Dataset excerpts

----------

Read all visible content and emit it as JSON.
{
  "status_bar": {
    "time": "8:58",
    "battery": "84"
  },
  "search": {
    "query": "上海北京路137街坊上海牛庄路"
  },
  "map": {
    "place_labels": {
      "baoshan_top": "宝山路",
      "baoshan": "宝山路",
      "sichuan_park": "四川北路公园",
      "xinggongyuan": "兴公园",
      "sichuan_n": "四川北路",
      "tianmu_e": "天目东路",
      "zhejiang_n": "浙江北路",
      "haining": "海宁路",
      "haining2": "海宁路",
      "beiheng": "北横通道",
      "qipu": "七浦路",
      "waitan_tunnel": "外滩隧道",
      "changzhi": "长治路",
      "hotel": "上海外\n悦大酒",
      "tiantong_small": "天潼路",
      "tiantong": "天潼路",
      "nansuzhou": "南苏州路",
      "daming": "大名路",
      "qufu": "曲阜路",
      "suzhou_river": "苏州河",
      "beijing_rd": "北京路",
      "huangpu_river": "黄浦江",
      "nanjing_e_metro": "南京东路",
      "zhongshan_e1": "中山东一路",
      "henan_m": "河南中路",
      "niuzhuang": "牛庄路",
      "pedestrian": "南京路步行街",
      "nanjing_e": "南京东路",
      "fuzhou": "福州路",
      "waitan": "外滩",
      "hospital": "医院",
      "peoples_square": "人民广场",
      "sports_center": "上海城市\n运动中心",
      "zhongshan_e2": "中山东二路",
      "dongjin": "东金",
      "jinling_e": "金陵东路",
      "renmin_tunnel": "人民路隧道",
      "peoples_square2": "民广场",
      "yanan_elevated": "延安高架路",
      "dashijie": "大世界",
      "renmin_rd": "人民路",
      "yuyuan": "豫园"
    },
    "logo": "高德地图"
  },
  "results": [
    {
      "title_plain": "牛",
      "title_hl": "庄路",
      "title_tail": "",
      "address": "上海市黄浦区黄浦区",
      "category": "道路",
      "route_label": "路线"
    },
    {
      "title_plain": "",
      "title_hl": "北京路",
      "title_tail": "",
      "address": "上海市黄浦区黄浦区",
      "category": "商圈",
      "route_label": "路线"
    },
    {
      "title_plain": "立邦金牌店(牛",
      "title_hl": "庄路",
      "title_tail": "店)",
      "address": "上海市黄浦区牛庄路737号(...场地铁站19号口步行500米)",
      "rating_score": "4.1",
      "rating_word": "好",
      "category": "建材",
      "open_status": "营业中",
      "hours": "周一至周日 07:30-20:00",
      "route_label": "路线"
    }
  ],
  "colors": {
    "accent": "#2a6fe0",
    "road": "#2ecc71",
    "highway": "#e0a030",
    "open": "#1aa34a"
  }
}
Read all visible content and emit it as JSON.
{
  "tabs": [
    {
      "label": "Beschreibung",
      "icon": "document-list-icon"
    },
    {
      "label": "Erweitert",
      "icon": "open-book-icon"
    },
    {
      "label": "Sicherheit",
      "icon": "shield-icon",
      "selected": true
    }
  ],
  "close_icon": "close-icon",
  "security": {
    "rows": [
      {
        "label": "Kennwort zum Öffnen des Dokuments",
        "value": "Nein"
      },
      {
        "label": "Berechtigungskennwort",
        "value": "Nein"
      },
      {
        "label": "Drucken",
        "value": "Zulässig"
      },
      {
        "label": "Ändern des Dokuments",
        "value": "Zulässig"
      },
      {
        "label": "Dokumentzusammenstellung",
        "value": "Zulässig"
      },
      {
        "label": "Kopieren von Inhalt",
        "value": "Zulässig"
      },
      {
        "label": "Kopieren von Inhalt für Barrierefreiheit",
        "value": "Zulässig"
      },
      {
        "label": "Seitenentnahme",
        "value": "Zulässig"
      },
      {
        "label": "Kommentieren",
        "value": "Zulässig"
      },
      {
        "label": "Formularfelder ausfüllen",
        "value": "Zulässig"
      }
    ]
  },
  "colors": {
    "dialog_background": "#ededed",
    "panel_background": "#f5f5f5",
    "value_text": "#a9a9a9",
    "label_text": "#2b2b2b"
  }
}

----------

■ Stated goal
All records above must be set down exactly, please.

■ Result of this task
Read all visible content and emit it as JSON.
{
  "status_bar": {
    "time": "8:58",
    "battery": "84"
  },
  "search": {
    "query": "上海北京路137街坊上海牛庄路"
  },
  "map": {
    "place_labels": {
      "baoshan_top": "宝山路",
      "baoshan": "宝山路",
      "sichuan_park": "四川北路公园",
      "xinggongyuan": "兴公园",
      "sichuan_n": "四川北路",
      "tianmu_e": "天目东路",
      "zhejiang_n": "浙江北路",
      "haining": "海宁路",
      "haining2": "海宁路",
      "beiheng": "北横通道",
      "qipu": "七浦路",
      "waitan_tunnel": "外滩隧道",
      "changzhi": "长治路",
      "hotel": "上海外\n悦大酒",
      "tiantong_small": "天潼路",
      "tiantong": "天潼路",
      "nansuzhou": "南苏州路",
      "daming": "大名路",
      "qufu": "曲阜路",
      "suzhou_river": "苏州河",
      "beijing_rd": "北京路",
      "huangpu_river": "黄浦江",
      "nanjing_e_metro": "南京东路",
      "zhongshan_e1": "中山东一路",
      "henan_m": "河南中路",
      "niuzhuang": "牛庄路",
      "pedestrian": "南京路步行街",
      "nanjing_e": "南京东路",
      "fuzhou": "福州路",
      "waitan": "外滩",
      "hospital": "医院",
      "peoples_square": "人民广场",
      "sports_center": "上海城市\n运动中心",
      "zhongshan_e2": "中山东二路",
      "dongjin": "东金",
      "jinling_e": "金陵东路",
      "renmin_tunnel": "人民路隧道",
      "peoples_square2": "民广场",
      "yanan_elevated": "延安高架路",
      "dashijie": "大世界",
      "renmin_rd": "人民路",
      "yuyuan": "豫园"
    },
    "logo": "高德地图"
  },
  "results": [
    {
      "title_plain": "牛",
      "title_hl": "庄路",
      "title_tail": "",
      "address": "上海市黄浦区黄浦区",
      "category": "道路",
      "route_label": "路线"
    },
    {
      "title_plain": "",
      "title_hl": "北京路",
      "title_tail": "",
      "address": "上海市黄浦区黄浦区",
      "category": "商圈",
      "route_label": "路线"
    },
    {
      "title_plain": "立邦金牌店(牛",
      "title_hl": "庄路",
      "title_tail": "店)",
      "address": "上海市黄浦区牛庄路737号(...场地铁站19号口步行500米)",
      "rating_score": "4.1",
      "rating_word": "好",
      "category": "建材",
      "open_status": "营业中",
      "hours": "周一至周日 07:30-20:00",
      "route_label": "路线"
    }
  ],
  "colors": {
    "accent": "#2a6fe0",
    "road": "#2ecc71",
    "highway": "#e0a030",
    "open": "#1aa34a"
  }
}
Read all visible content and emit it as JSON.
{
  "tabs": [
    {
      "label": "Beschreibung",
      "icon": "document-list-icon"
    },
    {
      "label": "Erweitert",
      "icon": "open-book-icon"
    },
    {
      "label": "Sicherheit",
      "icon": "shield-icon",
      "selected": true
    }
  ],
  "close_icon": "close-icon",
  "security": {
    "rows": [
      {
        "label": "Kennwort zum Öffnen des Dokuments",
        "value": "Nein"
      },
      {
        "label": "Berechtigungskennwort",
        "value": "Nein"
      },
      {
        "label": "Drucken",
        "value": "Zulässig"
      },
      {
        "label": "Ändern des Dokuments",
        "value": "Zulässig"
      },
      {
        "label": "Dokumentzusammenstellung",
        "value": "Zulässig"
      },
      {
        "label": "Kopieren von Inhalt",
        "value": "Zulässig"
      },
      {
        "label": "Kopieren von Inhalt für Barrierefreiheit",
        "value": "Zulässig"
      },
      {
        "label": "Seitenentnahme",
        "value": "Zulässig"
      },
      {
        "label": "Kommentieren",
        "value": "Zulässig"
      },
      {
        "label": "Formularfelder ausfüllen",
        "value": "Zulässig"
      }
    ]
  },
  "colors": {
    "dialog_background": "#ededed",
    "panel_background": "#f5f5f5",
    "value_text": "#a9a9a9",
    "label_text": "#2b2b2b"
  }
}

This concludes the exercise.